**What is required:** Give the entries from the first line up to and including the line with "signal-marker: [566, 284, 577, 294]" as a numbered list, leaving out any blank lines.

Records of where elements appear:
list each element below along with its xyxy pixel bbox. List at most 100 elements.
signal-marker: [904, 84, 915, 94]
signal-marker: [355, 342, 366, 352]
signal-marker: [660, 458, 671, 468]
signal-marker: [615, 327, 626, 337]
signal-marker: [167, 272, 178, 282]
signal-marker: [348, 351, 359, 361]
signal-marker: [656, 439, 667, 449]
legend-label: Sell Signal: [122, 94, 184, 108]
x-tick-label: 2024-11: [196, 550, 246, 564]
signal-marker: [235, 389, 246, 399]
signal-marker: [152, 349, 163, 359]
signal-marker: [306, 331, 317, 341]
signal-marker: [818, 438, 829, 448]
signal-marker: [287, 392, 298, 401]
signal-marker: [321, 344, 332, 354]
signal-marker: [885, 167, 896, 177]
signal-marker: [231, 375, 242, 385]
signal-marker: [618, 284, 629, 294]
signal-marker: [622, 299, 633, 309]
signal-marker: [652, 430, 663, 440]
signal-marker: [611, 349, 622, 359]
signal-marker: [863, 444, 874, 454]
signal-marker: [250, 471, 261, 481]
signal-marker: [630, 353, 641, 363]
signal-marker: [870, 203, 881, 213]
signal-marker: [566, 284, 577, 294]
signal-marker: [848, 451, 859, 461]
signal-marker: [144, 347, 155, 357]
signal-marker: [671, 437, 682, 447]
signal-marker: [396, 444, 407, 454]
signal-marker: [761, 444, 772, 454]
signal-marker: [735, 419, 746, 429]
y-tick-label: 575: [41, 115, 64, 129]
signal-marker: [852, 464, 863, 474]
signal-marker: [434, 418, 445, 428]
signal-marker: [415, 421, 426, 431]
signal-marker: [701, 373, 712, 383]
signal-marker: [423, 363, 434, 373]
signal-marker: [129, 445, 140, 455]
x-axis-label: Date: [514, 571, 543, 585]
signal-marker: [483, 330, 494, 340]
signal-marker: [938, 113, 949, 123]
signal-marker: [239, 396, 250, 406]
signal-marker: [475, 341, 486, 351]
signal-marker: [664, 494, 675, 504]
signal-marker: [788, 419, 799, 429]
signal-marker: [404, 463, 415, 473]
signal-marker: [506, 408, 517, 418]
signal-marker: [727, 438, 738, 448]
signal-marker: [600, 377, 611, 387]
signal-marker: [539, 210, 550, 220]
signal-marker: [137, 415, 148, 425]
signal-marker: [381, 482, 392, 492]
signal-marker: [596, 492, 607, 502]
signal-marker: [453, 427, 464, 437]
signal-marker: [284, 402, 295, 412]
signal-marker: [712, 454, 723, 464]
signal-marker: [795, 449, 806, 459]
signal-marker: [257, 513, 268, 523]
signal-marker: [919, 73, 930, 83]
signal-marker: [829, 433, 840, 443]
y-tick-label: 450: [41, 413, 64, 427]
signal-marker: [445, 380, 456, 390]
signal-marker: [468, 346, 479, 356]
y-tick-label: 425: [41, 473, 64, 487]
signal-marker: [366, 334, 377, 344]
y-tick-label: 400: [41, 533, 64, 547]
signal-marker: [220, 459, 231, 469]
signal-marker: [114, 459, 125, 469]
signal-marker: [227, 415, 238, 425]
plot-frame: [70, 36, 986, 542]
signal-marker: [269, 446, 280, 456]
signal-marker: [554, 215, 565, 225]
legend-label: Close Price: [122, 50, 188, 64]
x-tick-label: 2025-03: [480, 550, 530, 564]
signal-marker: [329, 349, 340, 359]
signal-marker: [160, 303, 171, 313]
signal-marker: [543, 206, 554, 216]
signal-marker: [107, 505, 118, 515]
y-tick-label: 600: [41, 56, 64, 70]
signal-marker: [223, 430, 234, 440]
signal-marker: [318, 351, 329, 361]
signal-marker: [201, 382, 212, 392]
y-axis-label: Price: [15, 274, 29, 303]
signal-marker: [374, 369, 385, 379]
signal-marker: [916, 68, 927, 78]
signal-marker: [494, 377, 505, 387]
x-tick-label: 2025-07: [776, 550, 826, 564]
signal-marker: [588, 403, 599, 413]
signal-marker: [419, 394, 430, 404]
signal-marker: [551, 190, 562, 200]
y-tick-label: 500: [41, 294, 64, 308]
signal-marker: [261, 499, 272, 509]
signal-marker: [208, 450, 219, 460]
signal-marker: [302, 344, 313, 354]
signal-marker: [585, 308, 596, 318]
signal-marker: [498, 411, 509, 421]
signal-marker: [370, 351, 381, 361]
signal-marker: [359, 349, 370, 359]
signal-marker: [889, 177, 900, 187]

**Full output:**
1. list each element below along with its xyxy pixel bbox. List at most 100 elements.
2. signal-marker: [904, 84, 915, 94]
3. signal-marker: [355, 342, 366, 352]
4. signal-marker: [660, 458, 671, 468]
5. signal-marker: [615, 327, 626, 337]
6. signal-marker: [167, 272, 178, 282]
7. signal-marker: [348, 351, 359, 361]
8. signal-marker: [656, 439, 667, 449]
9. legend-label: Sell Signal: [122, 94, 184, 108]
10. x-tick-label: 2024-11: [196, 550, 246, 564]
11. signal-marker: [235, 389, 246, 399]
12. signal-marker: [152, 349, 163, 359]
13. signal-marker: [306, 331, 317, 341]
14. signal-marker: [818, 438, 829, 448]
15. signal-marker: [287, 392, 298, 401]
16. signal-marker: [321, 344, 332, 354]
17. signal-marker: [885, 167, 896, 177]
18. signal-marker: [231, 375, 242, 385]
19. signal-marker: [618, 284, 629, 294]
20. signal-marker: [622, 299, 633, 309]
21. signal-marker: [652, 430, 663, 440]
22. signal-marker: [611, 349, 622, 359]
23. signal-marker: [863, 444, 874, 454]
24. signal-marker: [250, 471, 261, 481]
25. signal-marker: [630, 353, 641, 363]
26. signal-marker: [870, 203, 881, 213]
27. signal-marker: [566, 284, 577, 294]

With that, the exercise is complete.